** start of Provided data **
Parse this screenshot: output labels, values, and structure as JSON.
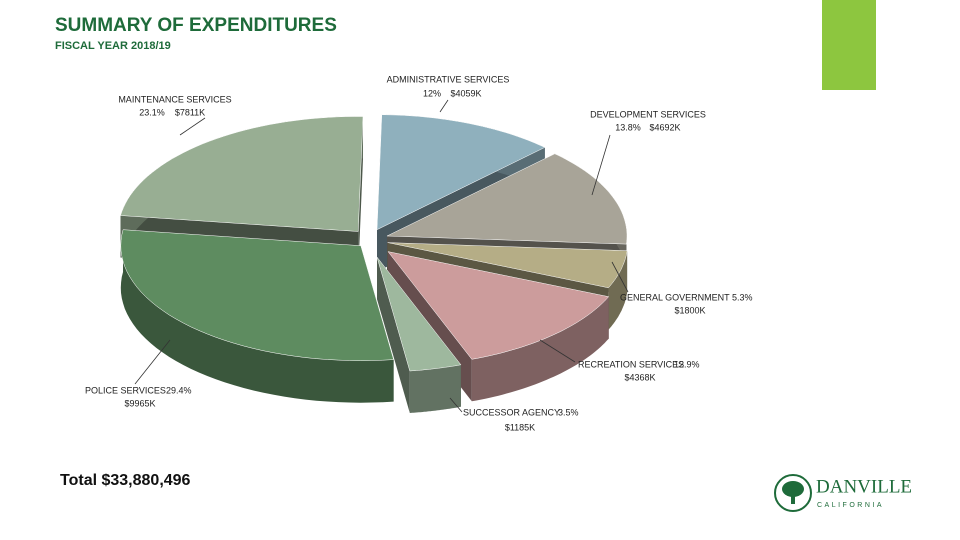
{
  "header": {
    "title": "SUMMARY OF EXPENDITURES",
    "subtitle": "FISCAL YEAR 2018/19"
  },
  "chart_data": {
    "type": "pie",
    "categories": [
      "ADMINISTRATIVE SERVICES",
      "DEVELOPMENT SERVICES",
      "GENERAL GOVERNMENT",
      "RECREATION SERVICES",
      "SUCCESSOR AGENCY",
      "POLICE SERVICES",
      "MAINTENANCE SERVICES"
    ],
    "values": [
      12,
      13.8,
      5.3,
      12.9,
      3.5,
      29.4,
      23.1
    ],
    "value_labels": [
      "12%",
      "13.8%",
      "5.3%",
      "12.9%",
      "3.5%",
      "29.4%",
      "23.1%"
    ],
    "amount_labels": [
      "$4059K",
      "$4692K",
      "$1800K",
      "$4368K",
      "$1185K",
      "$9965K",
      "$7811K"
    ],
    "colors": [
      "#8fb0bd",
      "#a8a498",
      "#b5ad86",
      "#cc9c9c",
      "#9eb89e",
      "#5e8c60",
      "#98ae93"
    ]
  },
  "footer": {
    "total": "Total $33,880,496",
    "logo_name": "DANVILLE",
    "logo_sub": "CALIFORNIA"
  }
}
** end of Provided data **
### What the task requires
Provide the number of lines in the entries that include "values", and no other text.

### Solution for this exercise
2